**** Recorded information

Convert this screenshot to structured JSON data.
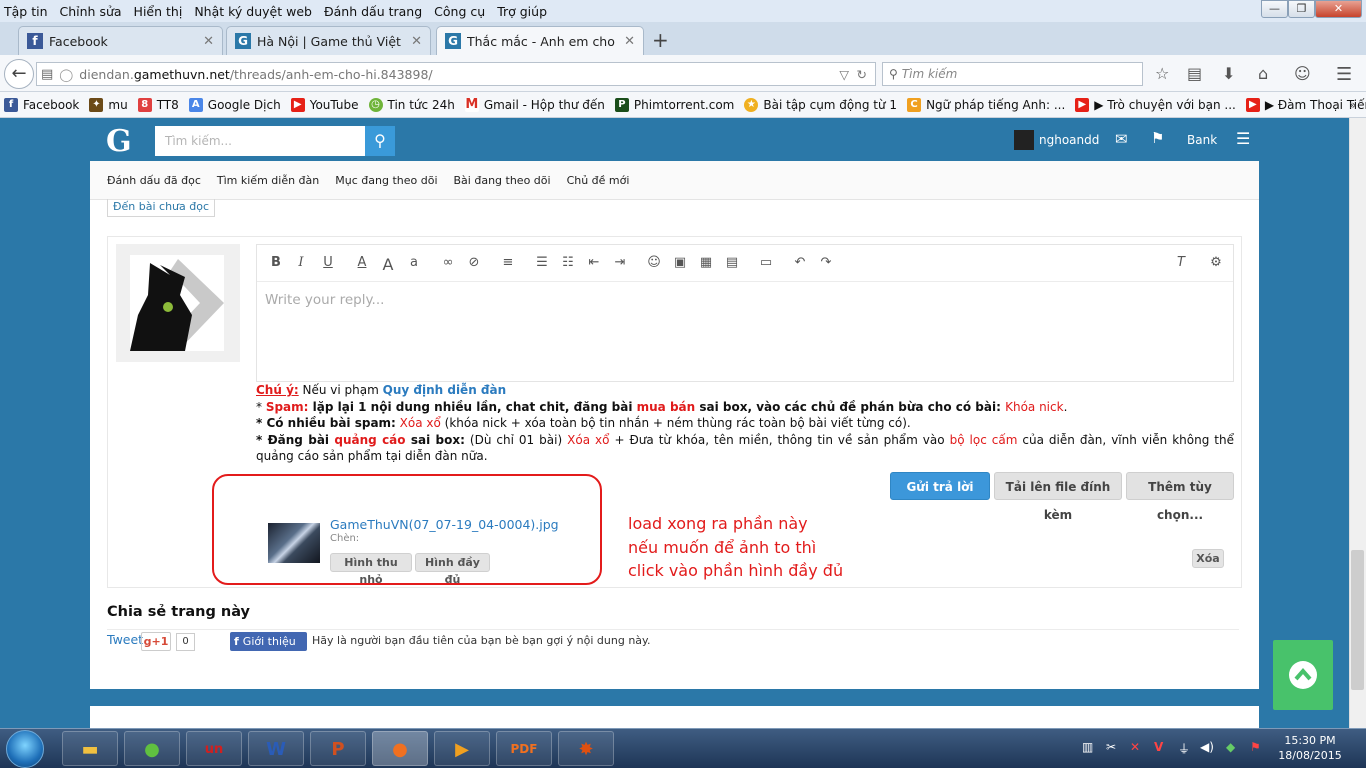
{
  "menubar": [
    "Tập tin",
    "Chỉnh sửa",
    "Hiển thị",
    "Nhật ký duyệt web",
    "Đánh dấu trang",
    "Công cụ",
    "Trợ giúp"
  ],
  "tabs": [
    {
      "title": "Facebook",
      "icon": "facebook-icon"
    },
    {
      "title": "Hà Nội | Game thủ Việt Na...",
      "icon": "gamethuvn-icon"
    },
    {
      "title": "Thắc mắc - Anh em cho h...",
      "icon": "gamethuvn-icon"
    }
  ],
  "url": {
    "prefix": "diendan.",
    "domain": "gamethuvn.net",
    "path": "/threads/anh-em-cho-hi.843898/"
  },
  "search_placeholder": "Tìm kiếm",
  "bookmarks": [
    "Facebook",
    "mu",
    "TT8",
    "Google Dịch",
    "YouTube",
    "Tin tức 24h",
    "Gmail - Hộp thư đến",
    "Phimtorrent.com",
    "Bài tập cụm động từ 1",
    "Ngữ pháp tiếng Anh: ...",
    "▶ Trò chuyện với bạn ...",
    "▶ Đàm Thoại Tiếng A..."
  ],
  "forum": {
    "logo": "G",
    "search_placeholder": "Tìm kiếm...",
    "username": "nghoandd",
    "bank": "Bank",
    "subnav": [
      "Đánh dấu đã đọc",
      "Tìm kiếm diễn đàn",
      "Mục đang theo dõi",
      "Bài đang theo dõi",
      "Chủ đề mới"
    ],
    "unread_link": "Đến bài chưa đọc",
    "editor_placeholder": "Write your reply...",
    "rules": {
      "l1_label": "Chú ý:",
      "l1_text": " Nếu vi phạm ",
      "l1_link": "Quy định diễn đàn",
      "l2_a": "* ",
      "l2_b": "Spam:",
      "l2_c": " lặp lại 1 nội dung nhiều lần, chat chit, đăng bài ",
      "l2_d": "mua bán",
      "l2_e": " sai box, vào các chủ đề phán bừa cho có bài: ",
      "l2_f": "Khóa nick",
      "l2_g": ".",
      "l3_a": "* Có nhiều bài spam:",
      "l3_b": " Xóa xổ",
      "l3_c": " (khóa nick + xóa toàn bộ tin nhắn + ném thùng rác toàn bộ bài viết từng có).",
      "l4_a": "* Đăng bài ",
      "l4_b": "quảng cáo",
      "l4_c": " sai box:",
      "l4_d": " (Dù chỉ 01 bài) ",
      "l4_e": "Xóa xổ",
      "l4_f": " + Đưa từ khóa, tên miền, thông tin về sản phẩm vào ",
      "l4_g": "bộ lọc cấm",
      "l4_h": " của diễn đàn, vĩnh viễn không thể quảng cáo sản phẩm tại diễn đàn nữa."
    },
    "buttons": {
      "submit": "Gửi trả lời",
      "upload": "Tải lên file đính kèm",
      "more": "Thêm tùy chọn..."
    },
    "attachment": {
      "filename": "GameThuVN(07_07-19_04-0004).jpg",
      "insert_label": "Chèn:",
      "thumb_btn": "Hình thu nhỏ",
      "full_btn": "Hình đầy đủ",
      "delete_btn": "Xóa"
    },
    "share": {
      "title": "Chia sẻ trang này",
      "tweet": "Tweet",
      "gplus": "g+1",
      "gcount": "0",
      "fb_btn": "Giới thiệu",
      "fb_text": "Hãy là người bạn đầu tiên của bạn bè bạn gợi ý nội dung này."
    }
  },
  "annotation": [
    "load xong ra phần này",
    "nếu muốn để ảnh to thì",
    "click vào phần hình đầy đủ"
  ],
  "taskbar": {
    "time": "15:30 PM",
    "date": "18/08/2015"
  },
  "colors": {
    "forum_blue": "#2b78a8",
    "accent_blue": "#3c97da",
    "annotation_red": "#e31b1b",
    "scroll_green": "#48c26b"
  }
}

********

Using the records above, find and show each line with the string "kiếm".

  "search_placeholder": "Tìm kiếm",
    "search_placeholder": "Tìm kiếm...",
      "Tìm kiếm diễn đàn",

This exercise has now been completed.